→ **THE TASK**:
Every line below that holds the string "this" should be copied out.

--- BEGIN DATASET CONTENT ---

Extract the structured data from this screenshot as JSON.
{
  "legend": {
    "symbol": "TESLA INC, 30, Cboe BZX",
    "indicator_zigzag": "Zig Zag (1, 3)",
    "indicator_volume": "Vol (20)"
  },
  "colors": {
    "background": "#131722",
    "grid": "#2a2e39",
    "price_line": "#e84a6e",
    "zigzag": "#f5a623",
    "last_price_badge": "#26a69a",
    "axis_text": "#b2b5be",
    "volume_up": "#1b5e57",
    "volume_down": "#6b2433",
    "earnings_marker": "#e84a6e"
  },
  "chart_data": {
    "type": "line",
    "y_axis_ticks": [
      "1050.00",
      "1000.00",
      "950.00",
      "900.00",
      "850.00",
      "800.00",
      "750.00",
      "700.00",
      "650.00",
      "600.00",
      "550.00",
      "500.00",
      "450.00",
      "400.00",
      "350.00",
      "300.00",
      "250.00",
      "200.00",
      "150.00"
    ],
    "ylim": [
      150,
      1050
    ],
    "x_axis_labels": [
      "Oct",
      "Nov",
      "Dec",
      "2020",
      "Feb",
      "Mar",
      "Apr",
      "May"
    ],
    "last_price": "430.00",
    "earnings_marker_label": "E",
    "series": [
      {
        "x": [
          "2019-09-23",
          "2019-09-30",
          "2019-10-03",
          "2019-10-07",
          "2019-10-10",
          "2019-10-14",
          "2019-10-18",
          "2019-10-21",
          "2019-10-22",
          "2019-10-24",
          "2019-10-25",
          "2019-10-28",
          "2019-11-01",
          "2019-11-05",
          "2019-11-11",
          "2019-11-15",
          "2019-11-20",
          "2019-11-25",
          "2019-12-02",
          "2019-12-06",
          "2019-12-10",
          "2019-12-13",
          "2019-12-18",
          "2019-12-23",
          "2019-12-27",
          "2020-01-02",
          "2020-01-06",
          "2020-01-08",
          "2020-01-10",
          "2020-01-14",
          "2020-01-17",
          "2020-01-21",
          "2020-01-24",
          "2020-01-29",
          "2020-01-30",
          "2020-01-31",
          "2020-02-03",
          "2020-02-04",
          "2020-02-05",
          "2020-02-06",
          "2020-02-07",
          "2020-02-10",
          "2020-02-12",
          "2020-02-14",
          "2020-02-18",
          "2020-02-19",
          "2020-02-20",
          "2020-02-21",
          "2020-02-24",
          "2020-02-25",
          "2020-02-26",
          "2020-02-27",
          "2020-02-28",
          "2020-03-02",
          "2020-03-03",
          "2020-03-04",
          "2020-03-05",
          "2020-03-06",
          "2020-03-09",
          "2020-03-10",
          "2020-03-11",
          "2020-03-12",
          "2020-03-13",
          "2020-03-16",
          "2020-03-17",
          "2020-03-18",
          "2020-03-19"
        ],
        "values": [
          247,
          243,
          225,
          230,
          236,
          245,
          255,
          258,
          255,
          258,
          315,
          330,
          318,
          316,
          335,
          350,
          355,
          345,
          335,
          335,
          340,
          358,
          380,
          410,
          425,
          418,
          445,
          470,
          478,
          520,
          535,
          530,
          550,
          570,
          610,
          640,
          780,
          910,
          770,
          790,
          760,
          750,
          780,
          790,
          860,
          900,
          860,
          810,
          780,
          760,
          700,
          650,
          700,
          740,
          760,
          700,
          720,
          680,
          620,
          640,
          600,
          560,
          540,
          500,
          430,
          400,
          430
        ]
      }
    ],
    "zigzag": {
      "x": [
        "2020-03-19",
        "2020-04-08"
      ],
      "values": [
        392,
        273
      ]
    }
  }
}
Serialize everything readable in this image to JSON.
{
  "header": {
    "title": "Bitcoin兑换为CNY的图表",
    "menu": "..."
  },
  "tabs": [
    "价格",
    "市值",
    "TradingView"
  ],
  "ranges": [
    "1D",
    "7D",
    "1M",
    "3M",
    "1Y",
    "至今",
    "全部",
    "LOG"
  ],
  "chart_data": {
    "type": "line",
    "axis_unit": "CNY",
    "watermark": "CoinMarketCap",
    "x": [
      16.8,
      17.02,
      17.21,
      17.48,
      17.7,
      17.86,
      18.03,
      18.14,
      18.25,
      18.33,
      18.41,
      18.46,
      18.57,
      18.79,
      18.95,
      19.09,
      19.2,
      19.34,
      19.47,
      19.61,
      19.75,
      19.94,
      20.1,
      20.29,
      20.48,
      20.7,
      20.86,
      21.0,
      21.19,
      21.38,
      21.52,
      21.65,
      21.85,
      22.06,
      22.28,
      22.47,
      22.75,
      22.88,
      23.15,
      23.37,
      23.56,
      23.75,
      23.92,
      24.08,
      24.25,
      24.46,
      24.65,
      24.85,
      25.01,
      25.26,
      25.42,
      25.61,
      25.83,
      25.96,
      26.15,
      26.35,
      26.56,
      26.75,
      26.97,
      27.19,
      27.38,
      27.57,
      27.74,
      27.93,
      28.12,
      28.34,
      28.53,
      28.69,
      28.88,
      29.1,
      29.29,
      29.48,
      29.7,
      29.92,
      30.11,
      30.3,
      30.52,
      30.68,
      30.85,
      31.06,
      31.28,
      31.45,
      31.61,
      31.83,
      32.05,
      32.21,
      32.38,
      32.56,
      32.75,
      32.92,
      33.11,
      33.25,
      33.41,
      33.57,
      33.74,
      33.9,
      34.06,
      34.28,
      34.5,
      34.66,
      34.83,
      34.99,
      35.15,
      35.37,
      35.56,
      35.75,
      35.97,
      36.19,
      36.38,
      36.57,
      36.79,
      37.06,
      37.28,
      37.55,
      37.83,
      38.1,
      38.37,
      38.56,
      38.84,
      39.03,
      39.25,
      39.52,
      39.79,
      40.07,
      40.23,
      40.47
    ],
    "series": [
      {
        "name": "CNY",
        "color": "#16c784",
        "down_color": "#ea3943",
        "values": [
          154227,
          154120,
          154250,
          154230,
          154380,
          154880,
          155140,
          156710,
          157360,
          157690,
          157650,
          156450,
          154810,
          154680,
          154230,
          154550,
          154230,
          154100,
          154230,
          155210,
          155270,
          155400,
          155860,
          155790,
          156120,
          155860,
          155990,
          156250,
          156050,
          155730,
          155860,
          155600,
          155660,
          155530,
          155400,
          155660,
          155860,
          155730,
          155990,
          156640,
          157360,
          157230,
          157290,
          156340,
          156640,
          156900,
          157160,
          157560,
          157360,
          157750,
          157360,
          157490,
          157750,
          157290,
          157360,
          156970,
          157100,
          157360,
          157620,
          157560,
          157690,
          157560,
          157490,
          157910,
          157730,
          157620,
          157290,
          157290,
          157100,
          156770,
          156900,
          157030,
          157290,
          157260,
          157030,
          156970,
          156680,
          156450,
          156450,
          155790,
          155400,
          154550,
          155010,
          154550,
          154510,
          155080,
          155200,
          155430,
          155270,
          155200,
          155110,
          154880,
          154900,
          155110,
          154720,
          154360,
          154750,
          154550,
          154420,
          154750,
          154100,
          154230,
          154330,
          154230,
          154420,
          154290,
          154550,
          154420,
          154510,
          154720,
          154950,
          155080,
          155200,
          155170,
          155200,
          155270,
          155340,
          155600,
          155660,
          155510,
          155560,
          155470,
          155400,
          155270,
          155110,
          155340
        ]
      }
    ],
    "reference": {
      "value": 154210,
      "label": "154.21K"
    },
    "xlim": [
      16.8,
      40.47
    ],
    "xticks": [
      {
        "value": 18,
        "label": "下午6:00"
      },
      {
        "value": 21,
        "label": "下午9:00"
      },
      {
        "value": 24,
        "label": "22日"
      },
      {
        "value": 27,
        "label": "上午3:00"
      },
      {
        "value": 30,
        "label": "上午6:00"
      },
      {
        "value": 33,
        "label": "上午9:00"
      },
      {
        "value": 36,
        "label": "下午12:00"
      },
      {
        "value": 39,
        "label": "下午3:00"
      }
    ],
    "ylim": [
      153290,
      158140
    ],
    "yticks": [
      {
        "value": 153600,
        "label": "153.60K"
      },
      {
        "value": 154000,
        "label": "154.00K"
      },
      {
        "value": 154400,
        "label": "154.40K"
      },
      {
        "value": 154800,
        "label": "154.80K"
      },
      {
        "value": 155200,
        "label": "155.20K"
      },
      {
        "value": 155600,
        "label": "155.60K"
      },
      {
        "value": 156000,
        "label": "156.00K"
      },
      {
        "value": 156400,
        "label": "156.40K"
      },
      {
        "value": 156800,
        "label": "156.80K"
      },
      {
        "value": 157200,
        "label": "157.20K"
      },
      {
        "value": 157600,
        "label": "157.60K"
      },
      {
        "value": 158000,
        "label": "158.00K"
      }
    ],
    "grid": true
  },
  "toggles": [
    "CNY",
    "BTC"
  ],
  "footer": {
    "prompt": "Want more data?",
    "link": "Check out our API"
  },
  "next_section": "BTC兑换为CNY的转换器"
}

--- END DATASET CONTENT ---

→ **IN RESPONSE**:
Extract the structured data from this screenshot as JSON.
Serialize everything readable in this image to JSON.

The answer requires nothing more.